#### ROWS
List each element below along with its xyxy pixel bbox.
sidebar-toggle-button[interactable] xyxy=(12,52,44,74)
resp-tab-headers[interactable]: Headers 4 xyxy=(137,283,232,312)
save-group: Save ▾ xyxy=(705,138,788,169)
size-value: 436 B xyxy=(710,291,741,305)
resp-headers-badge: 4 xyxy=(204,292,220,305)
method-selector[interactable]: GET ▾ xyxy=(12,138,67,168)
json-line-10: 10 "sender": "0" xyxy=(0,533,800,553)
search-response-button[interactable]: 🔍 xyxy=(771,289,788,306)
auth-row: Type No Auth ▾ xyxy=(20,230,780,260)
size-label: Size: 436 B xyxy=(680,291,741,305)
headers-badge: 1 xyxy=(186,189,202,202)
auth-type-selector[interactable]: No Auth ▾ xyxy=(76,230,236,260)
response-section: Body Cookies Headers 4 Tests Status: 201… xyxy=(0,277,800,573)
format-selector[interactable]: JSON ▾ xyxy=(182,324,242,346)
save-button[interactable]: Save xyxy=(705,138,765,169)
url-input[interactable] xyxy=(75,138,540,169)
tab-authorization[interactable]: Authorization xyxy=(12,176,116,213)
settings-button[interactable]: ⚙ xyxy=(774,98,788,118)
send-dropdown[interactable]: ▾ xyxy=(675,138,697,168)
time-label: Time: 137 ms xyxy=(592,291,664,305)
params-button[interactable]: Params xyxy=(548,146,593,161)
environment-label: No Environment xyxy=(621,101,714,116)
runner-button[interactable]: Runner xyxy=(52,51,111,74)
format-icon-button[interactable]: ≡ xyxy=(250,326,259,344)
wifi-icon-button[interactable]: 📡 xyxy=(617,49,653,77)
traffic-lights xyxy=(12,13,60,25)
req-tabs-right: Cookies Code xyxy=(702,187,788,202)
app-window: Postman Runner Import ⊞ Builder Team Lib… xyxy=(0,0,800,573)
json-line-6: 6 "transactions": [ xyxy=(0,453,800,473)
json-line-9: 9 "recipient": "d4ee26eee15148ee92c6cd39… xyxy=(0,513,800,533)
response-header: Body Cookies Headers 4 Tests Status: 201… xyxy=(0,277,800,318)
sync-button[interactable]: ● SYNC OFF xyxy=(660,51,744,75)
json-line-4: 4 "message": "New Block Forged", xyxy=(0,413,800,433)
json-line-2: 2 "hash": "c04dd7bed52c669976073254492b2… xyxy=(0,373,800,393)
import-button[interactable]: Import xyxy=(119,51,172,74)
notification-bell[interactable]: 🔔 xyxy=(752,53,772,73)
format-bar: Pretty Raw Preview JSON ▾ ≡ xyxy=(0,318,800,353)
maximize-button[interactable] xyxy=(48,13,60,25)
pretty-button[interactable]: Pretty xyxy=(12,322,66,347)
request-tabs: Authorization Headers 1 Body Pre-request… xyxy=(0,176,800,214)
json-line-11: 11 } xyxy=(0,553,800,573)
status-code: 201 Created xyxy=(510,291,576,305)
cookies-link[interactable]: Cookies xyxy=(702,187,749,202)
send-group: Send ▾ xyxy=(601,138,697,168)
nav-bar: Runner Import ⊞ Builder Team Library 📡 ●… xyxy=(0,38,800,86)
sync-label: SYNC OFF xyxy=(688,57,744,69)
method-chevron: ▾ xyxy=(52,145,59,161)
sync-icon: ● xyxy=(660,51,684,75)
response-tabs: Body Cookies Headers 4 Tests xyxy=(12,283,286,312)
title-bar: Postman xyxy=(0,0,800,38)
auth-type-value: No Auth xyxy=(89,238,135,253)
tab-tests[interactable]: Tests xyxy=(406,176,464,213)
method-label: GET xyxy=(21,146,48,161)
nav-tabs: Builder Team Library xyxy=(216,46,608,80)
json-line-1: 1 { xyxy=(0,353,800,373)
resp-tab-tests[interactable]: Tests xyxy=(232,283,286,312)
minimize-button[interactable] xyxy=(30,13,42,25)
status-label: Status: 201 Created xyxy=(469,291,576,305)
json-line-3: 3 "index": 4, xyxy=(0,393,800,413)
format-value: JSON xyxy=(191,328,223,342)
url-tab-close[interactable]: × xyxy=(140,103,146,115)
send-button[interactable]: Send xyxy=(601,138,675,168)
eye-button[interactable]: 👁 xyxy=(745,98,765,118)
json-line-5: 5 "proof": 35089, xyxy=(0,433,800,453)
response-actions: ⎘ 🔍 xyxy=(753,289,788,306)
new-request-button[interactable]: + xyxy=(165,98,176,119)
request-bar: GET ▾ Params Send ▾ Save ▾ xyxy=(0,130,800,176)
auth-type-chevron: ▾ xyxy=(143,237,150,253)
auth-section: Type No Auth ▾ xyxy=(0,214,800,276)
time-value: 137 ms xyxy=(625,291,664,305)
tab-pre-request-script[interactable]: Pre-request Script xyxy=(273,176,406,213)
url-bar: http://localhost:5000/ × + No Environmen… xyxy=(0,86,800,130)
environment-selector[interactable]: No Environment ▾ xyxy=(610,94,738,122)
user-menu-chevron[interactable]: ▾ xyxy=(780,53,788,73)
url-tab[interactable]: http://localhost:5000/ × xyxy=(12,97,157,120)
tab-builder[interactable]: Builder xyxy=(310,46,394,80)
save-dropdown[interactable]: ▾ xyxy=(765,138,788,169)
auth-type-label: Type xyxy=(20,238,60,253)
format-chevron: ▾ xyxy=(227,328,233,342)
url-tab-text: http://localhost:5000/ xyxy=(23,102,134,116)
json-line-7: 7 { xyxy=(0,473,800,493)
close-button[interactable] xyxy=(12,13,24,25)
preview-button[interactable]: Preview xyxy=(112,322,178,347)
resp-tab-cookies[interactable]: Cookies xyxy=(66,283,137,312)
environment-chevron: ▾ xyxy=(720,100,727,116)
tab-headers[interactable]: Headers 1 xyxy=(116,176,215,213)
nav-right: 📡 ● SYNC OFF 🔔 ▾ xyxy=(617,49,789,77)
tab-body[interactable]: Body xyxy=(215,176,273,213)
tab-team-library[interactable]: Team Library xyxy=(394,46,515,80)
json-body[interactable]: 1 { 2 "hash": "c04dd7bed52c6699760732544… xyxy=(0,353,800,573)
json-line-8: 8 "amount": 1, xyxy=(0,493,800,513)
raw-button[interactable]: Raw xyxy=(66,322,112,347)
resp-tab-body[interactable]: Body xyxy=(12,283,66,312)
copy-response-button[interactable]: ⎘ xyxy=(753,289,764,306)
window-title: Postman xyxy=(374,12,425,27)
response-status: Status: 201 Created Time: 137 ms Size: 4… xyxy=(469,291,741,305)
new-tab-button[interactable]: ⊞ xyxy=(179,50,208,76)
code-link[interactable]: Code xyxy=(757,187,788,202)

#### WHAT IS NEEDED
Change every "SYNC OFF" in the entries above to "SYNC ON" and give all the entries back with nothing else altered.

#### SOLUTION TO THE PROBLEM
List each element below along with its xyxy pixel bbox.
sidebar-toggle-button[interactable] xyxy=(12,52,44,74)
resp-tab-headers[interactable]: Headers 4 xyxy=(137,283,232,312)
save-group: Save ▾ xyxy=(705,138,788,169)
size-value: 436 B xyxy=(710,291,741,305)
resp-headers-badge: 4 xyxy=(204,292,220,305)
method-selector[interactable]: GET ▾ xyxy=(12,138,67,168)
json-line-10: 10 "sender": "0" xyxy=(0,533,800,553)
search-response-button[interactable]: 🔍 xyxy=(771,289,788,306)
auth-row: Type No Auth ▾ xyxy=(20,230,780,260)
size-label: Size: 436 B xyxy=(680,291,741,305)
headers-badge: 1 xyxy=(186,189,202,202)
auth-type-selector[interactable]: No Auth ▾ xyxy=(76,230,236,260)
response-section: Body Cookies Headers 4 Tests Status: 201… xyxy=(0,277,800,573)
format-selector[interactable]: JSON ▾ xyxy=(182,324,242,346)
save-button[interactable]: Save xyxy=(705,138,765,169)
url-input[interactable] xyxy=(75,138,540,169)
tab-authorization[interactable]: Authorization xyxy=(12,176,116,213)
settings-button[interactable]: ⚙ xyxy=(774,98,788,118)
send-dropdown[interactable]: ▾ xyxy=(675,138,697,168)
time-label: Time: 137 ms xyxy=(592,291,664,305)
params-button[interactable]: Params xyxy=(548,146,593,161)
environment-label: No Environment xyxy=(621,101,714,116)
runner-button[interactable]: Runner xyxy=(52,51,111,74)
format-icon-button[interactable]: ≡ xyxy=(250,326,259,344)
wifi-icon-button[interactable]: 📡 xyxy=(617,49,653,77)
traffic-lights xyxy=(12,13,60,25)
req-tabs-right: Cookies Code xyxy=(702,187,788,202)
app-window: Postman Runner Import ⊞ Builder Team Lib… xyxy=(0,0,800,573)
json-line-6: 6 "transactions": [ xyxy=(0,453,800,473)
json-line-9: 9 "recipient": "d4ee26eee15148ee92c6cd39… xyxy=(0,513,800,533)
response-header: Body Cookies Headers 4 Tests Status: 201… xyxy=(0,277,800,318)
sync-button[interactable]: ● SYNC ON xyxy=(660,51,744,75)
json-line-4: 4 "message": "New Block Forged", xyxy=(0,413,800,433)
json-line-2: 2 "hash": "c04dd7bed52c669976073254492b2… xyxy=(0,373,800,393)
import-button[interactable]: Import xyxy=(119,51,172,74)
notification-bell[interactable]: 🔔 xyxy=(752,53,772,73)
format-bar: Pretty Raw Preview JSON ▾ ≡ xyxy=(0,318,800,353)
maximize-button[interactable] xyxy=(48,13,60,25)
pretty-button[interactable]: Pretty xyxy=(12,322,66,347)
request-tabs: Authorization Headers 1 Body Pre-request… xyxy=(0,176,800,214)
json-line-11: 11 } xyxy=(0,553,800,573)
status-code: 201 Created xyxy=(510,291,576,305)
cookies-link[interactable]: Cookies xyxy=(702,187,749,202)
send-group: Send ▾ xyxy=(601,138,697,168)
nav-bar: Runner Import ⊞ Builder Team Library 📡 ●… xyxy=(0,38,800,86)
sync-label: SYNC ON xyxy=(688,57,744,69)
method-chevron: ▾ xyxy=(52,145,59,161)
sync-icon: ● xyxy=(660,51,684,75)
response-tabs: Body Cookies Headers 4 Tests xyxy=(12,283,286,312)
title-bar: Postman xyxy=(0,0,800,38)
auth-type-value: No Auth xyxy=(89,238,135,253)
tab-tests[interactable]: Tests xyxy=(406,176,464,213)
method-label: GET xyxy=(21,146,48,161)
nav-tabs: Builder Team Library xyxy=(216,46,608,80)
json-line-1: 1 { xyxy=(0,353,800,373)
resp-tab-tests[interactable]: Tests xyxy=(232,283,286,312)
minimize-button[interactable] xyxy=(30,13,42,25)
status-label: Status: 201 Created xyxy=(469,291,576,305)
json-line-3: 3 "index": 4, xyxy=(0,393,800,413)
format-value: JSON xyxy=(191,328,223,342)
url-tab-close[interactable]: × xyxy=(140,103,146,115)
send-button[interactable]: Send xyxy=(601,138,675,168)
eye-button[interactable]: 👁 xyxy=(745,98,765,118)
json-line-5: 5 "proof": 35089, xyxy=(0,433,800,453)
response-actions: ⎘ 🔍 xyxy=(753,289,788,306)
new-request-button[interactable]: + xyxy=(165,98,176,119)
request-bar: GET ▾ Params Send ▾ Save ▾ xyxy=(0,130,800,176)
auth-type-chevron: ▾ xyxy=(143,237,150,253)
auth-section: Type No Auth ▾ xyxy=(0,214,800,276)
time-value: 137 ms xyxy=(625,291,664,305)
tab-pre-request-script[interactable]: Pre-request Script xyxy=(273,176,406,213)
url-bar: http://localhost:5000/ × + No Environmen… xyxy=(0,86,800,130)
environment-selector[interactable]: No Environment ▾ xyxy=(610,94,738,122)
user-menu-chevron[interactable]: ▾ xyxy=(780,53,788,73)
url-tab[interactable]: http://localhost:5000/ × xyxy=(12,97,157,120)
tab-builder[interactable]: Builder xyxy=(310,46,394,80)
save-dropdown[interactable]: ▾ xyxy=(765,138,788,169)
auth-type-label: Type xyxy=(20,238,60,253)
format-chevron: ▾ xyxy=(227,328,233,342)
url-tab-text: http://localhost:5000/ xyxy=(23,102,134,116)
json-line-7: 7 { xyxy=(0,473,800,493)
close-button[interactable] xyxy=(12,13,24,25)
preview-button[interactable]: Preview xyxy=(112,322,178,347)
resp-tab-cookies[interactable]: Cookies xyxy=(66,283,137,312)
environment-chevron: ▾ xyxy=(720,100,727,116)
tab-headers[interactable]: Headers 1 xyxy=(116,176,215,213)
nav-right: 📡 ● SYNC ON 🔔 ▾ xyxy=(617,49,789,77)
tab-body[interactable]: Body xyxy=(215,176,273,213)
tab-team-library[interactable]: Team Library xyxy=(394,46,515,80)
json-body[interactable]: 1 { 2 "hash": "c04dd7bed52c6699760732544… xyxy=(0,353,800,573)
json-line-8: 8 "amount": 1, xyxy=(0,493,800,513)
raw-button[interactable]: Raw xyxy=(66,322,112,347)
resp-tab-body[interactable]: Body xyxy=(12,283,66,312)
copy-response-button[interactable]: ⎘ xyxy=(753,289,764,306)
window-title: Postman xyxy=(374,12,425,27)
response-status: Status: 201 Created Time: 137 ms Size: 4… xyxy=(469,291,741,305)
new-tab-button[interactable]: ⊞ xyxy=(179,50,208,76)
code-link[interactable]: Code xyxy=(757,187,788,202)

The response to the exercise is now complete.